[READING TEXT Boundary: Start]

We next explored how DAB might elevate intracellular Ca2+ to activate ANO1. In HT-29 cells, DAB triggered a rapid increase in cytosolic Ca2+ concentration, which was blocked by the pretreatment of 9-Phe, indicating the involvement of TRPM4 (Fig. 4J). Notably, this Ca2+ rise was completely abolished when extracellular Ca2+ was removed (0 mM Ca²⁺ without EGTA) (Fig. 4K), confirming that Ca2+ influx from the extracellular space is required for ANO1 activation.

To further dissect the route of Ca2+ entry, we found that DAB-induced Ca2+ influx was nearly eliminated by nifedipine, a blocker of voltage-gated Ca2+ channels (VGCCs), and modestly reduced by SEA0400, an inhibitor of the Na+-Ca2+ exchanger (NCX) (Fig. 4L, M). These findings support a model in which TRPM4-mediated Na⁺ promotes Ca²⁺ entry through two synergistic mechanisms: (1) membrane depolarization activates voltage-gated Ca2+ channels (VGCCs); and (2) the combination of elevated intracellular Na⁺ and membrane depolarization favors reverse-mode operation of NCX, leading to additional Ca2+ influx. The resulting rise in cytosolic Ca2+ activates ANO1, driving Cl⁻ efflux and contributing to the laxative effect of DAB.

Discussion

BIC is a widely used treatment for chronic constipation and bowel cleaning prior to medical procedures3. Its laxative effect has been attributed to its active metabolite, DAB, yet the underlying molecular mechanisms have remained elusive. In this study, we identify TRPM4 as the direct molecular target of DAB and establish a mechanism through which DAB regulates intestinal fluid secretion and homeostasis. Ex vivo studies have established that a high concentration of BIC (10 μg/mL, ~27 μM) is required to enhance contractility in human large intestine21. In contrast, DAB exerts its effects—including enhanced colon mucosal secretion and increased muscle tone in both the small bowel and colon—at much lower concentrations (0.5–5 µM)22. Here, we demonstrate that DAB and BIC activate TRPM4 with EC50 values of 0.14 and 2.64 μM, respectively, consistent with the observation that DAB is much more potent than BIC to stimulate muscle contraction and mucosal secretion21,22. The discrepancy between the low EC50 values for TRPM4 activation (BIC: 2.64 µM; DAB: 0.14 µM) and the higher concentrations required in ex vivo muscle contraction /mucosal secretion is likely due to reduced bioavailability and system complexity. In the ex vivo setting, penetration through dense tissue barriers lowers the effective concentration of both compounds at their target site. Furthermore, to trigger a measurable functional contraction, a threshold numbers of TRPM4 channels must be activated, a requirement that is absent in simplified in vitro systems.

[READING TEXT Boundary: End]

EXERCISE REQUIREMENTS:
1. Answer these questions using the DAB passage:
(a) Which blocker nearly eliminated the Ca2+ influx induced by DAB?
(b) What EC50 value for TRPM4 activation does the passage give for DAB?
(c) What concentration of BIC did ex vivo studies find necessary to enhance contractility in human large intestine?
2. Carry the DAB passage forward from its last sentence.
These records have no connection to the DAB passage.

[DATASET Boundary: Start]

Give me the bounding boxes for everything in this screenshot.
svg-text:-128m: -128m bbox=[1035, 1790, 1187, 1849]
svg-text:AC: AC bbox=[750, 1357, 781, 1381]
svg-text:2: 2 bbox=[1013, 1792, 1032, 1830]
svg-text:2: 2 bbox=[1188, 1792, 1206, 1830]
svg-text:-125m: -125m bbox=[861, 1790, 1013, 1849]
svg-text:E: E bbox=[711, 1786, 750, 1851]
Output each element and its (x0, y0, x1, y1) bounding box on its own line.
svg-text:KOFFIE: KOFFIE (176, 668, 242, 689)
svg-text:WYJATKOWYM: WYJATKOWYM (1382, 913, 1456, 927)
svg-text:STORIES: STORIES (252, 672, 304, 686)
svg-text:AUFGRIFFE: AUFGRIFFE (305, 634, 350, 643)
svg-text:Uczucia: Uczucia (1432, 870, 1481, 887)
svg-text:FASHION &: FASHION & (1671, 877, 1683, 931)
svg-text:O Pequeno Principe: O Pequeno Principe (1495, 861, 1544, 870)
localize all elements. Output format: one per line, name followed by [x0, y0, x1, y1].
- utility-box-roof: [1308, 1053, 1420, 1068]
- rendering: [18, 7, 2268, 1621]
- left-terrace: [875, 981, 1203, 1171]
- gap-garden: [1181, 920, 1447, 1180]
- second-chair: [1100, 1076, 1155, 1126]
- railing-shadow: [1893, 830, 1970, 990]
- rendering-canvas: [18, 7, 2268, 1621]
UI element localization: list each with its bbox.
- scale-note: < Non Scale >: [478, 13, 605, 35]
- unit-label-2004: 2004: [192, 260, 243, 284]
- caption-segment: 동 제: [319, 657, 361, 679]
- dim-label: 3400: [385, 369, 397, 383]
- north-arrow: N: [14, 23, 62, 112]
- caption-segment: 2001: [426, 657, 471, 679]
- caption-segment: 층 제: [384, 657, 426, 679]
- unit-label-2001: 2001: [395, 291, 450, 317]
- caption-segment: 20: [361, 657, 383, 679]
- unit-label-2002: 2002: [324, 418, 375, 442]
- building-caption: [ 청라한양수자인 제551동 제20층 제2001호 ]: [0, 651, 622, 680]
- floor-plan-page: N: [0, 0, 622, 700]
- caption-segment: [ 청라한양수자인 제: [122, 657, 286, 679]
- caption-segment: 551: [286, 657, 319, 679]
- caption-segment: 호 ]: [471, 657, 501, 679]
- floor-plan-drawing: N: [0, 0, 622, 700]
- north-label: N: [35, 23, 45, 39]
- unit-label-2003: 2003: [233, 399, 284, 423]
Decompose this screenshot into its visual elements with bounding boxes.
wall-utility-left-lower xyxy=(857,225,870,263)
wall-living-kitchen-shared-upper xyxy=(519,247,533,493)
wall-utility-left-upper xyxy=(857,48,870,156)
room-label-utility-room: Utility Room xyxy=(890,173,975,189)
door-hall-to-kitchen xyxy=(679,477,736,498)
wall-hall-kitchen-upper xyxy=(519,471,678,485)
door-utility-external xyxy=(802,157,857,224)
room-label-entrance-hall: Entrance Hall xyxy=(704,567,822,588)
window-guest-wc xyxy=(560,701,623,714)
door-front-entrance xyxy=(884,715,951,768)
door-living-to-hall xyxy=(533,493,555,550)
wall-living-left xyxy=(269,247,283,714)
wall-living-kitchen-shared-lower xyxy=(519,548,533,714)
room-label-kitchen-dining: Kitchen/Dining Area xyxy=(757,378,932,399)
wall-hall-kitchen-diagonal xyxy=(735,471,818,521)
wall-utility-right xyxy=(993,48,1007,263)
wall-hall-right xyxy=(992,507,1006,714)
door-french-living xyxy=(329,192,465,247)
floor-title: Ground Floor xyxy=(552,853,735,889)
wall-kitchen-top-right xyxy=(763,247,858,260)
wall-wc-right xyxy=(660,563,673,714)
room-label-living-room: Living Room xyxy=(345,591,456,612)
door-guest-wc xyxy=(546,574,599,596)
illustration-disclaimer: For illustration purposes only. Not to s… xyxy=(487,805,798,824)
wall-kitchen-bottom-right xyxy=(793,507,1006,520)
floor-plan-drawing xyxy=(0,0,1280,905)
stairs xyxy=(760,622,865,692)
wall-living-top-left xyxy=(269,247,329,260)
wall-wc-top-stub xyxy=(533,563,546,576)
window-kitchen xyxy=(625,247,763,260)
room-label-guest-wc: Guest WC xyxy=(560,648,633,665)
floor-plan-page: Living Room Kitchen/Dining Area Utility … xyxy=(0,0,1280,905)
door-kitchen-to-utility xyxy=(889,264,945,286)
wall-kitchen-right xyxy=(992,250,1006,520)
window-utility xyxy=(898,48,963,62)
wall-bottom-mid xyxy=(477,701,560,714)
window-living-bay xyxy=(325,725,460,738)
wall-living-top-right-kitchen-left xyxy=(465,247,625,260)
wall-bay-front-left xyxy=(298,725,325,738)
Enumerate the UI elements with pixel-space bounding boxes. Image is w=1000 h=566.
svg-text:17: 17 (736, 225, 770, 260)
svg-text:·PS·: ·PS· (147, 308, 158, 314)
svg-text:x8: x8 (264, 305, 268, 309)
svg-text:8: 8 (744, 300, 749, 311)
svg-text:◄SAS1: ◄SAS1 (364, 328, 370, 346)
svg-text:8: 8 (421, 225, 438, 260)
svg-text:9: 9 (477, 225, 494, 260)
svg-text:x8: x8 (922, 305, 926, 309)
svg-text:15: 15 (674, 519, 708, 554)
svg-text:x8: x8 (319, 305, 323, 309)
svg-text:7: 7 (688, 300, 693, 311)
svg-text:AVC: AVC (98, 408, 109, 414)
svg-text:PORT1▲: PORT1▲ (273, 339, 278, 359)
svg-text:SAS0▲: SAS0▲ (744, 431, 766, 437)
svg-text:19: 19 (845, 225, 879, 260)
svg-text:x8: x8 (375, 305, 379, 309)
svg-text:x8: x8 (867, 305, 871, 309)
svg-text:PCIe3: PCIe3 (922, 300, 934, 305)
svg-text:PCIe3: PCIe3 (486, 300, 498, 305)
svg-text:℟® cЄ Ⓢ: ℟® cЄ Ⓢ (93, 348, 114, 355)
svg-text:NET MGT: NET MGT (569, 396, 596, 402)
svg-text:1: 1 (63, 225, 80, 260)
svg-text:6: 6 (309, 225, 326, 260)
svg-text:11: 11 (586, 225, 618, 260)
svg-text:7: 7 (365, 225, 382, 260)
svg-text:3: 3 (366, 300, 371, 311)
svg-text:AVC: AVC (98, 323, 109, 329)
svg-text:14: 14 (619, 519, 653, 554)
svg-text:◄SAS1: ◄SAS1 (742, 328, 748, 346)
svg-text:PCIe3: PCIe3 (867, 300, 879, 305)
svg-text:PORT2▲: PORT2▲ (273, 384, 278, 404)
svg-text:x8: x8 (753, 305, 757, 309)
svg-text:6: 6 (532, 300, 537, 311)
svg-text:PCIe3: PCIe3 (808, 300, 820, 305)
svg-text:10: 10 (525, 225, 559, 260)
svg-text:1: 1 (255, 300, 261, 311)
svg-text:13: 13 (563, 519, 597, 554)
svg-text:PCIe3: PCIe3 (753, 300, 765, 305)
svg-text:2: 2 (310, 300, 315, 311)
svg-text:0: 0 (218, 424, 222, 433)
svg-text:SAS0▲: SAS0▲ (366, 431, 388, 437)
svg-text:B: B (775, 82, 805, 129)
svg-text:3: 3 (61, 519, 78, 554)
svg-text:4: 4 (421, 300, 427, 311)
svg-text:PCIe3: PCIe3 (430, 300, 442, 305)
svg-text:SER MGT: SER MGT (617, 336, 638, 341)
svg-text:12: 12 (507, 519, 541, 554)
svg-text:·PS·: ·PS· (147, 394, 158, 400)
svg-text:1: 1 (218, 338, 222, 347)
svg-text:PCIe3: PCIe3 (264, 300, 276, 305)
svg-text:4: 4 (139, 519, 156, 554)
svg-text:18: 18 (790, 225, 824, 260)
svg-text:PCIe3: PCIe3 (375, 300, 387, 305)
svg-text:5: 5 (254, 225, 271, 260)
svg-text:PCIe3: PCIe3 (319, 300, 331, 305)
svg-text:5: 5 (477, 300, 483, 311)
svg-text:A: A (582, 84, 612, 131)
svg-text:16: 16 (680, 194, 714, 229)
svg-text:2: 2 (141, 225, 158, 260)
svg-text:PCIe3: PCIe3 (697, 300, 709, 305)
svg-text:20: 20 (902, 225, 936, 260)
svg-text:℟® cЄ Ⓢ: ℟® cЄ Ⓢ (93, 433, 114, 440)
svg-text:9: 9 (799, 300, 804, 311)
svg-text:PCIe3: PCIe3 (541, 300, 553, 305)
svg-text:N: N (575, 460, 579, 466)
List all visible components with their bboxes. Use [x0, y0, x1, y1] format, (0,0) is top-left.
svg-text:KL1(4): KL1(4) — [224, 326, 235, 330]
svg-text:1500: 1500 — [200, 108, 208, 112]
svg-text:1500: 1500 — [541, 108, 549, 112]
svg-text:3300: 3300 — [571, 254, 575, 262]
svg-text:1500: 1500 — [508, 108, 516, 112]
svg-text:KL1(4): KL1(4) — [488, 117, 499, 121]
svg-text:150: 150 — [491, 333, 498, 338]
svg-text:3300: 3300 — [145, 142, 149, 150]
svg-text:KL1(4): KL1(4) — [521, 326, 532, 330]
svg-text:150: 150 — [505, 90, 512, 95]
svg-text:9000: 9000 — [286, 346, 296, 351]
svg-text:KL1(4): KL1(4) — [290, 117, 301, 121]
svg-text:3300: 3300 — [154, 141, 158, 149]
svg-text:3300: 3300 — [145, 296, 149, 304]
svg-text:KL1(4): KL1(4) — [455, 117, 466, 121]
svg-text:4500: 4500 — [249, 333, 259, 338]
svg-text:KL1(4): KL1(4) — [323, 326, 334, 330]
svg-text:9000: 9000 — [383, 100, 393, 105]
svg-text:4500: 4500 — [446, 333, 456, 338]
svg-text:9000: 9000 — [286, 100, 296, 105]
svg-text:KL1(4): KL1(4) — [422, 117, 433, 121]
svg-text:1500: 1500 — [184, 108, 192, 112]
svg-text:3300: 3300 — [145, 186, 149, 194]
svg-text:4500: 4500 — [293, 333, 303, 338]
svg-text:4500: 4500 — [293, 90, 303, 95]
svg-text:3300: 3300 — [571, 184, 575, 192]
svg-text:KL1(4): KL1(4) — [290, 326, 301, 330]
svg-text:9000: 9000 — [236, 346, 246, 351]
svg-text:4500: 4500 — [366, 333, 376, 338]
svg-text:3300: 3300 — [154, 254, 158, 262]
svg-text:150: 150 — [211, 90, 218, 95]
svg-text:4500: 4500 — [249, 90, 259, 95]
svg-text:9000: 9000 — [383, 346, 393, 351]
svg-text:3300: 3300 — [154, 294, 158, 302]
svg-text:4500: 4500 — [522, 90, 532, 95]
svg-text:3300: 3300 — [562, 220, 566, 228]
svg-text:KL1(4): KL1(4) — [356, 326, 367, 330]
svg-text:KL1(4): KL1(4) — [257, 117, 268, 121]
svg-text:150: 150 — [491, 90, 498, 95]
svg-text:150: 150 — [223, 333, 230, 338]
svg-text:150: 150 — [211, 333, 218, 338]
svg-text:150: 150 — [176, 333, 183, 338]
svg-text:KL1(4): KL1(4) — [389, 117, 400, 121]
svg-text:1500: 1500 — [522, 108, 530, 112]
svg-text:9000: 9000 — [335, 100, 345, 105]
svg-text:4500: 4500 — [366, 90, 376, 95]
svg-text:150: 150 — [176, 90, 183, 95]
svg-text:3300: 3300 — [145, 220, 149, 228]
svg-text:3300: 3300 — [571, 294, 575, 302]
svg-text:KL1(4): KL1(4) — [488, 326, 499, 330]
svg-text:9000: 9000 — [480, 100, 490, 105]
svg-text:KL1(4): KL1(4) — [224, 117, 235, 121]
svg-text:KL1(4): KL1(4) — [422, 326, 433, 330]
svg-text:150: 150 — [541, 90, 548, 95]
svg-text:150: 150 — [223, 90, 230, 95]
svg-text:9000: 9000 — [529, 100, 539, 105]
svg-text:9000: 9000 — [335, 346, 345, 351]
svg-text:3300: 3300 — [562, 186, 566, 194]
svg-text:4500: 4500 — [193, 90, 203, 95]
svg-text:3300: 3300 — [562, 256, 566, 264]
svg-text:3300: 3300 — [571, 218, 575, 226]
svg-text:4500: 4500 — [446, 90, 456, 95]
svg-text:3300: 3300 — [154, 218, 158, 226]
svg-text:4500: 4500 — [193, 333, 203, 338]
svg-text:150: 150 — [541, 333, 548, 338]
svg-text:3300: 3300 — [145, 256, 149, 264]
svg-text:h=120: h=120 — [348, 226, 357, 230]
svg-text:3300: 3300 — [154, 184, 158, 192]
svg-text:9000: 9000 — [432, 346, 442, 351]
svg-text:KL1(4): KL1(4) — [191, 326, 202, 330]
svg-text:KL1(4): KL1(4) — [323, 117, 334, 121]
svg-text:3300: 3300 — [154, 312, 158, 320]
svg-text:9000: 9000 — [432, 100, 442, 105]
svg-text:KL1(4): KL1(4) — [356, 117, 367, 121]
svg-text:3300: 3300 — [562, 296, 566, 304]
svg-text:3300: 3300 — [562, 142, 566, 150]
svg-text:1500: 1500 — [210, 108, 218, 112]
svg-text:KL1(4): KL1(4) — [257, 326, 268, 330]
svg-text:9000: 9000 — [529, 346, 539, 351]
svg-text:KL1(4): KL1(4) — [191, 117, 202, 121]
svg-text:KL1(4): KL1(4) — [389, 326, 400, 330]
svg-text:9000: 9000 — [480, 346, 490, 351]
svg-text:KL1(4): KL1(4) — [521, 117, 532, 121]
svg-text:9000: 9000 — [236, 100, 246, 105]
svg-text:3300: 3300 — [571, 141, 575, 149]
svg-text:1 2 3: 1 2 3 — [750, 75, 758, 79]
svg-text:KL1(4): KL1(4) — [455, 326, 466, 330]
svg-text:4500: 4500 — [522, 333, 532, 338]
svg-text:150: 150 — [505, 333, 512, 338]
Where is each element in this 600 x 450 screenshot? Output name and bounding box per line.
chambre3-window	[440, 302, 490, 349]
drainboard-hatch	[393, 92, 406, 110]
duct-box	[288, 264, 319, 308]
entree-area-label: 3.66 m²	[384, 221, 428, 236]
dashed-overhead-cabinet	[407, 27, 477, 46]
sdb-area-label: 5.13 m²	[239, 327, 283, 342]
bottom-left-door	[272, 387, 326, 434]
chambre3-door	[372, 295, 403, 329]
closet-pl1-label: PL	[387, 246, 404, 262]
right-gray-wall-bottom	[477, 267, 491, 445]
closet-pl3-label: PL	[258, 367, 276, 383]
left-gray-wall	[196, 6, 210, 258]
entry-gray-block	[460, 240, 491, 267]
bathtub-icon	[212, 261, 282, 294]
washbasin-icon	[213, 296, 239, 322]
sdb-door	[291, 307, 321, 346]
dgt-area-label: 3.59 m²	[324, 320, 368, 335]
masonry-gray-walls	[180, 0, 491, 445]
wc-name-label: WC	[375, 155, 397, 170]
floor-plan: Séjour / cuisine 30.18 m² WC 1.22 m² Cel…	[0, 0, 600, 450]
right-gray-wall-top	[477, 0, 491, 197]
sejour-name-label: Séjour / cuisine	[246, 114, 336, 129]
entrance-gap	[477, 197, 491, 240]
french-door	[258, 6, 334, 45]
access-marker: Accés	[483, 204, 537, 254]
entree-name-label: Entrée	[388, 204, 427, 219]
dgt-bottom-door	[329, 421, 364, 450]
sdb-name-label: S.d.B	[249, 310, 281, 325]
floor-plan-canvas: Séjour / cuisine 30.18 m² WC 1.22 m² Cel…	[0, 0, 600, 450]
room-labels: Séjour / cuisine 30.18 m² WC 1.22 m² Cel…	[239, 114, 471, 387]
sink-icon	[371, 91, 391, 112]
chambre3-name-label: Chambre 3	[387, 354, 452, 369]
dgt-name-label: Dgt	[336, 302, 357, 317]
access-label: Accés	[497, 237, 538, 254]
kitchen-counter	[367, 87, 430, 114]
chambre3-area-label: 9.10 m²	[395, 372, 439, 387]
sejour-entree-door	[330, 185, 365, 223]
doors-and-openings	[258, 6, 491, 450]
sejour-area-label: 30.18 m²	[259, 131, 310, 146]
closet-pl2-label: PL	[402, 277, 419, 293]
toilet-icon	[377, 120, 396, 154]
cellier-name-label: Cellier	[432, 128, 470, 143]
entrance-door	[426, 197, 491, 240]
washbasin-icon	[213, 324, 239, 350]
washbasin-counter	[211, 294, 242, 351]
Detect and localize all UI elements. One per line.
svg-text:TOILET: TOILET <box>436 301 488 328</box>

[DATASET Boundary: End]

ANSWERS BELOW:
1.
(a) Nifedipine, a blocker of voltage-gated Ca2+ channels (VGCCs).
(b) 0.14 μM.
(c) 10 μg/mL, about 27 μM.

2.
We show that TRPM4 is highly expressed in intestinal epithelial cells, as evidenced by co-localization with the epithelial marker CK-18. Both global and intestinal epithelium-specific TRPM4 knockout mice fail to exhibit DAB-induced laxative effects, demonstrating that BIC-induced laxative effect is solely dependent on the activation of intestinal epithelial TRPM4 by its active metabolite, DAB. These data suggest that intestinal epithelial TRPM4 is an effective molecular target to cause diarrhea and an efficacious molecular target to treat chronic constipation.

Unlike endogenous TRPM4 activation, which is tightly coupled to intracellular Ca2+ and is subject to rapid desensitization, DAB activates TRPM4 independently of calcium and temperature23,24. DAB-induced activation results in a sustained Na+ current and a persistent [Na+]i increase in both HEK-293-TRPM4 and HT-29 cells. Such persistent and robust effect is likely required to effectively and consistently trigger a diarrhea effect, observed in the clinical settings. Our structural data reveal that DAB binds to a site in the S1-S4 domain. Interestingly, DAB bypasses the typical TMD-ICD allosteric coupling observed in calcium-dependent activation, providing a mechanism for TRPM4 gating that involves direct signal transduction within the TMD.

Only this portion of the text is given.